■ Dataset excerpt
----------------------------------------
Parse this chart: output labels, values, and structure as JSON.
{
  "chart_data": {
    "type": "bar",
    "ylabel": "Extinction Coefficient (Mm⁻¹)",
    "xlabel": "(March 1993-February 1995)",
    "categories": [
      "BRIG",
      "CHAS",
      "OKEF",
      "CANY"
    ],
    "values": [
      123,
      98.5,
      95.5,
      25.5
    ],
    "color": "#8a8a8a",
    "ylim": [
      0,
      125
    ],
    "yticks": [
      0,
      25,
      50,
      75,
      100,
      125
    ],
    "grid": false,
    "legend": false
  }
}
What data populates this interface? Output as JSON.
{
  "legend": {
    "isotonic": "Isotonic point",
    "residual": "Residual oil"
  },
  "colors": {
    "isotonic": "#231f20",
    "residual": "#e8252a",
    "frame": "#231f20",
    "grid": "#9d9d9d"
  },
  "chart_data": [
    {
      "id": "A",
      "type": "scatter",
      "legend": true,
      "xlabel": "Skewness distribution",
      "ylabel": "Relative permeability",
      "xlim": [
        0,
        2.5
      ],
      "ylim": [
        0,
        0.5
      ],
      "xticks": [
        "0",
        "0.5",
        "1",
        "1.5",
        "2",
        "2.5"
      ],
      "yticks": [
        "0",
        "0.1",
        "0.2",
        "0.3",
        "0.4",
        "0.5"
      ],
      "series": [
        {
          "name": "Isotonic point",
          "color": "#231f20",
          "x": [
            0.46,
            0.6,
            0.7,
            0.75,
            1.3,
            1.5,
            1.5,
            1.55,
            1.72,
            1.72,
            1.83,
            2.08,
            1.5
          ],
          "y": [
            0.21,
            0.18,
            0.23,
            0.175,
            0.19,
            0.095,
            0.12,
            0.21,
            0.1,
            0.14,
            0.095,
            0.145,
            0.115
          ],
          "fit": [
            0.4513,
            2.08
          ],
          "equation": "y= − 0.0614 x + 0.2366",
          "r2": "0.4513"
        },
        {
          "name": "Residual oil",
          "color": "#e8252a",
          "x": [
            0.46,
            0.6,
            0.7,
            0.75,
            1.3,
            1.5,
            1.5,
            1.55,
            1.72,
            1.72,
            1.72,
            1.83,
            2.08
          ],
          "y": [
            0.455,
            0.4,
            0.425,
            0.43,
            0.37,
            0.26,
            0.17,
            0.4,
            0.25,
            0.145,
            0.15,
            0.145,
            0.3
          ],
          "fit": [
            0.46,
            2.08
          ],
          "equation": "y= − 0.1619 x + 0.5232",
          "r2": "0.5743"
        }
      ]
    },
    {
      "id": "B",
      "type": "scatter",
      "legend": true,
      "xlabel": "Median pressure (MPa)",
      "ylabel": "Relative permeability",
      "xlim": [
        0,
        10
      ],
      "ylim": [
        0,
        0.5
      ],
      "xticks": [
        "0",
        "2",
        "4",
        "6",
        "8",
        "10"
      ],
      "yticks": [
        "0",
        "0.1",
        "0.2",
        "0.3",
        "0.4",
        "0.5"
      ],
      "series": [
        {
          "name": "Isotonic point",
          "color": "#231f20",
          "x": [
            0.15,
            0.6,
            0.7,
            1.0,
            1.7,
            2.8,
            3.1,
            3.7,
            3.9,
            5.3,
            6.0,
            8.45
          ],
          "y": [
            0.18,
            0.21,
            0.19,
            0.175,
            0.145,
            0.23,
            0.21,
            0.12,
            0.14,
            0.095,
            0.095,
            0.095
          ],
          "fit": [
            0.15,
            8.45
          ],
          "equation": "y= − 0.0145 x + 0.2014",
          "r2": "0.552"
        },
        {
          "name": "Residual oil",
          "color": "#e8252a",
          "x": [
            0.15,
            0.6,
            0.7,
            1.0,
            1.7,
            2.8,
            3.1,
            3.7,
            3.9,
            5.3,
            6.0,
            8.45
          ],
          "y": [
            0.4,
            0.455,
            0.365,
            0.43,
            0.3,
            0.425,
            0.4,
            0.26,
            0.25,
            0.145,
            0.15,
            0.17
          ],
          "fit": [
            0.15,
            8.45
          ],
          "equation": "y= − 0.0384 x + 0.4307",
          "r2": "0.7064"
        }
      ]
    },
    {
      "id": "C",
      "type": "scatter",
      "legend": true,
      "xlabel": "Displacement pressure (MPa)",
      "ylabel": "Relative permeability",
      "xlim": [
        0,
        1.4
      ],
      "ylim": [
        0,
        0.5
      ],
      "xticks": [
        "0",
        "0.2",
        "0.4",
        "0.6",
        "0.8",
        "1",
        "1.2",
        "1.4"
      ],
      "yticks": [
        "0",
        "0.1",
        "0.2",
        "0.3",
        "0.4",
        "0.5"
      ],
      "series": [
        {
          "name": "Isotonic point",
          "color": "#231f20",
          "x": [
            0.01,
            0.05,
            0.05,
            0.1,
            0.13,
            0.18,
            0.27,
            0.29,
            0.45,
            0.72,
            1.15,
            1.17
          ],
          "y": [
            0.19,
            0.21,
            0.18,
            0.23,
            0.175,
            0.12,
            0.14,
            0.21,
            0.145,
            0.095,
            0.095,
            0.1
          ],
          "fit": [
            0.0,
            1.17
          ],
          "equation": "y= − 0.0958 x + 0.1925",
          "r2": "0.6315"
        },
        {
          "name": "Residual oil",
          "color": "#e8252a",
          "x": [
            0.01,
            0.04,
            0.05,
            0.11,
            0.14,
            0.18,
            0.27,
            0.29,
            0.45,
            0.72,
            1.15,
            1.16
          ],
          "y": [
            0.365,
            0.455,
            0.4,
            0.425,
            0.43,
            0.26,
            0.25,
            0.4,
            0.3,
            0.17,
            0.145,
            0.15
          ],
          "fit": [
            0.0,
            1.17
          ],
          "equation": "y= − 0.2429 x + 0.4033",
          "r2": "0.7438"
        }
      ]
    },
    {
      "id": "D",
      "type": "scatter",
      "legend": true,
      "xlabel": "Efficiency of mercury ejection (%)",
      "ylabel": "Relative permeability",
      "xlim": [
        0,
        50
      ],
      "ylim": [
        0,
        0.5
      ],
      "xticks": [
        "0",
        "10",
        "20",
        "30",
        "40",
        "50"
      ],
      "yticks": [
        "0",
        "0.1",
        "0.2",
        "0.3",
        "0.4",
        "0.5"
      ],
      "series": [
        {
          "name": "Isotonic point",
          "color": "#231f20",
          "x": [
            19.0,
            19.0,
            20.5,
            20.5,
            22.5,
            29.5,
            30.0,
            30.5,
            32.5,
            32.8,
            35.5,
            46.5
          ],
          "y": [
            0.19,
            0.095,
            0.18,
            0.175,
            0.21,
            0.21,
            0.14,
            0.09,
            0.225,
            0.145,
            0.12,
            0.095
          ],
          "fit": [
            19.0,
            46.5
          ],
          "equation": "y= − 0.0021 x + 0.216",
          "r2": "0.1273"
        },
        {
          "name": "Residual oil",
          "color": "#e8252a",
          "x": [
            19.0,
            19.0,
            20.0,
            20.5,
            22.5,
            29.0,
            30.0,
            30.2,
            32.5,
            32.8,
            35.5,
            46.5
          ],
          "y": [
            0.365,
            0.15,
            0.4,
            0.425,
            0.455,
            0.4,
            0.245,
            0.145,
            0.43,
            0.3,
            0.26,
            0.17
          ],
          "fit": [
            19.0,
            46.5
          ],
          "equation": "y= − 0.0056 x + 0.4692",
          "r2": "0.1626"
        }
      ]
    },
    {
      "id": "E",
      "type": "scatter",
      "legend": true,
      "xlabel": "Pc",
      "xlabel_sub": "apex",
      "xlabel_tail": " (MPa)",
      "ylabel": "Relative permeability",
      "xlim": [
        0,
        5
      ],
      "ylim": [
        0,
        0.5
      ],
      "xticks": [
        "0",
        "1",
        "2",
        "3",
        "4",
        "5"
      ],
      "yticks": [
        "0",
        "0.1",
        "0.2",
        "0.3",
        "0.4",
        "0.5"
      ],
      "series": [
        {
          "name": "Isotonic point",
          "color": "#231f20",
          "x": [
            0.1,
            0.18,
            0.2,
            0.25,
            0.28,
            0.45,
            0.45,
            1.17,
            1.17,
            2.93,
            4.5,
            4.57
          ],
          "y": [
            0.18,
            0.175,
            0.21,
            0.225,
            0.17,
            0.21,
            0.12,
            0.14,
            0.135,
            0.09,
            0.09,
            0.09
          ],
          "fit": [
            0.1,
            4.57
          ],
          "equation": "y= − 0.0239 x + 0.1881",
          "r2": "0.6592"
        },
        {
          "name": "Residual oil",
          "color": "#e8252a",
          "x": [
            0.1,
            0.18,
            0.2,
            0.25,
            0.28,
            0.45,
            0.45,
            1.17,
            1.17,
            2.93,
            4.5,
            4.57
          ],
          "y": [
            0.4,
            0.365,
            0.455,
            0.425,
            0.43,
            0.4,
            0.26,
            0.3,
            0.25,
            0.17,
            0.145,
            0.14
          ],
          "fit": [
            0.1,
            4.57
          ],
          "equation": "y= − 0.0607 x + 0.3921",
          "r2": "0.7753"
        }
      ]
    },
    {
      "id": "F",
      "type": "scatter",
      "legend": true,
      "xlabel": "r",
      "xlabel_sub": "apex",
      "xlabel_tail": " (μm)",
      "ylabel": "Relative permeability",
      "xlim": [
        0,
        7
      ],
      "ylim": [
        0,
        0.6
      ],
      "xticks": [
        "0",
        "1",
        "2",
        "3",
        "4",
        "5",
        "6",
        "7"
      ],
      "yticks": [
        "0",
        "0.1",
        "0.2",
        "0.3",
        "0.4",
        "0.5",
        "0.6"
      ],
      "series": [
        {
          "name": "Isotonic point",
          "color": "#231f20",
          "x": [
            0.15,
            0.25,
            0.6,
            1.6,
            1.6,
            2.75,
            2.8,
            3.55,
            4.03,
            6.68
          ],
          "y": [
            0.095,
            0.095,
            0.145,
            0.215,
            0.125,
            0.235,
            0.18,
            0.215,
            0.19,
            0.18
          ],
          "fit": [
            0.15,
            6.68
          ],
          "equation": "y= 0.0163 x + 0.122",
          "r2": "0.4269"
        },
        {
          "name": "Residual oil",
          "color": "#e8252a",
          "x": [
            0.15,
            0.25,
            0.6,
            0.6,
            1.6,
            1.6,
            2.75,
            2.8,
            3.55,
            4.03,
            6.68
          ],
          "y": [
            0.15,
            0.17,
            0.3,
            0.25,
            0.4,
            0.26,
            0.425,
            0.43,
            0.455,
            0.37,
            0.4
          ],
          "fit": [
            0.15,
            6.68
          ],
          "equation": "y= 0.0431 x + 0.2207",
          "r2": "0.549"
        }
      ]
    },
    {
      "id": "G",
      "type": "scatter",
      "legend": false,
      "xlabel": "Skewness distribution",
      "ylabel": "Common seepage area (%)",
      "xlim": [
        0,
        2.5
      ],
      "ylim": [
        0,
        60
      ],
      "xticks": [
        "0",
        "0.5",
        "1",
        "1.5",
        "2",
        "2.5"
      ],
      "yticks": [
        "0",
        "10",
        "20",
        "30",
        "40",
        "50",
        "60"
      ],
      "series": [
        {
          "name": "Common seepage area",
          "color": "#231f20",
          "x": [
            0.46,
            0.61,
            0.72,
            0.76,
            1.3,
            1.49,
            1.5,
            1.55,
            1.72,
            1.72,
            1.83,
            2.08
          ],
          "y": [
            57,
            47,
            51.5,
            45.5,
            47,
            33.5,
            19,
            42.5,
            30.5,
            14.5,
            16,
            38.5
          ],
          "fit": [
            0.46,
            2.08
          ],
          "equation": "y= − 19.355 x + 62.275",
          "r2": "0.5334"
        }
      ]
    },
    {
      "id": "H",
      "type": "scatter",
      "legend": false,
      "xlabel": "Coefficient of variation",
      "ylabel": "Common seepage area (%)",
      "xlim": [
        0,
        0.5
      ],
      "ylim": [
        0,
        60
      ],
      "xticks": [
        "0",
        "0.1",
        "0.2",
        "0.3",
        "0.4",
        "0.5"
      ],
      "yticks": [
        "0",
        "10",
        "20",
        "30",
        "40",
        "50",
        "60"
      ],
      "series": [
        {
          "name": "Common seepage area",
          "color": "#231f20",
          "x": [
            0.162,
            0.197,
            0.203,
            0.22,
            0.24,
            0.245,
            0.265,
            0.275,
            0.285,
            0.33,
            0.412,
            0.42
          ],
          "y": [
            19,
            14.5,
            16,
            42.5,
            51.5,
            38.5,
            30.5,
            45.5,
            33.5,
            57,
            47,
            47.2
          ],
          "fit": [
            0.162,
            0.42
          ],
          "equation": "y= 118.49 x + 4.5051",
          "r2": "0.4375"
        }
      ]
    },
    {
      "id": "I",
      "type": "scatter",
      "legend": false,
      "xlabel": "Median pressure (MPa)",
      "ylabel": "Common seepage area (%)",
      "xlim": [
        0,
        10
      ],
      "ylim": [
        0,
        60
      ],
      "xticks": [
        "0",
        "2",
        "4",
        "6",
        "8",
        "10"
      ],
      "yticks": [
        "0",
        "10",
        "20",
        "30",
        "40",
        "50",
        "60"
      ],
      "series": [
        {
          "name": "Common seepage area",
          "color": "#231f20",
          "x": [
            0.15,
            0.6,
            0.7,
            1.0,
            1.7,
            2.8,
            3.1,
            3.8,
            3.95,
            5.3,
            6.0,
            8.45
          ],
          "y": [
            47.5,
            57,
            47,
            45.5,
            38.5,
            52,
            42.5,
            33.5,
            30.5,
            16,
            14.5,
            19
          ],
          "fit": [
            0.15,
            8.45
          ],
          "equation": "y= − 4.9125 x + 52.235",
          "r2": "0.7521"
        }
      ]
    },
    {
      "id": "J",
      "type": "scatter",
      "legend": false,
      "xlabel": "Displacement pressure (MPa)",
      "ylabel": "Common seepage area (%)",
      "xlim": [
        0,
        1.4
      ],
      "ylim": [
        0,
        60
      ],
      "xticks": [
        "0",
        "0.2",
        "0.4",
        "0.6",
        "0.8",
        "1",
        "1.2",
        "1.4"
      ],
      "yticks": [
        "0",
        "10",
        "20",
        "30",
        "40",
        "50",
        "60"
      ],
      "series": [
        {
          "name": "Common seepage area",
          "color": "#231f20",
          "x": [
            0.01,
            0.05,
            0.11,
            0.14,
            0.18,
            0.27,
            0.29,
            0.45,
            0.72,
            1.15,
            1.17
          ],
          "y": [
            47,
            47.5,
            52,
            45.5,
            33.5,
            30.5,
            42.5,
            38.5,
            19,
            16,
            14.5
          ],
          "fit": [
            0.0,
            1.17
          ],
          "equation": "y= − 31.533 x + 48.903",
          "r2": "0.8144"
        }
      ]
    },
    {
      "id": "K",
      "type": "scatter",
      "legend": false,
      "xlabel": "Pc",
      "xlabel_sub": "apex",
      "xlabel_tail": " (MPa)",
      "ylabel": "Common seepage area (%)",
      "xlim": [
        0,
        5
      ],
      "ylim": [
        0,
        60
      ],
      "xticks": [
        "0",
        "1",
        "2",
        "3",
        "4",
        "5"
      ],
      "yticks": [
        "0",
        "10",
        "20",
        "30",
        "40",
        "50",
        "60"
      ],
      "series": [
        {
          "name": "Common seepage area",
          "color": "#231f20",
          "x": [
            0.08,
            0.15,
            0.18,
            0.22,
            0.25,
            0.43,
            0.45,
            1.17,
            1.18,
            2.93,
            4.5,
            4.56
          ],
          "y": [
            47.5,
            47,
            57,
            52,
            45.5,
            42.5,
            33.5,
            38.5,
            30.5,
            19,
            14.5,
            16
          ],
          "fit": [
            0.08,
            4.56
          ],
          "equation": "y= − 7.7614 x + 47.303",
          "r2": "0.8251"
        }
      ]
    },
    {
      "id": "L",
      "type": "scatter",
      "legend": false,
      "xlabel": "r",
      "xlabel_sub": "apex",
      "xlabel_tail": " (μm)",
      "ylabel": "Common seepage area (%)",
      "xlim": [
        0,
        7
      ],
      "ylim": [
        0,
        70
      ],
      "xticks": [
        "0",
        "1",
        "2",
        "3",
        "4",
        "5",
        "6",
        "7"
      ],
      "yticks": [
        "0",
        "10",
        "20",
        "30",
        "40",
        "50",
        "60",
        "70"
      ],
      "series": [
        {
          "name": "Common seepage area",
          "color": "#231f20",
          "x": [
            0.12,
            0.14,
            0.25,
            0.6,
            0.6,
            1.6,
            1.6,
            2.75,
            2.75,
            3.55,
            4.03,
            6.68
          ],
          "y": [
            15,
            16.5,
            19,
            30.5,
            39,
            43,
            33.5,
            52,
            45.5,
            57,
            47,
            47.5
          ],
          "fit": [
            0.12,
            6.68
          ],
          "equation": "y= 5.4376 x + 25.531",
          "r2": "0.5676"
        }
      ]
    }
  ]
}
----------------------------------------
■ Task objective
Give only the count of lines in this material that contain the string "JSON".

■ Solution to the problem
2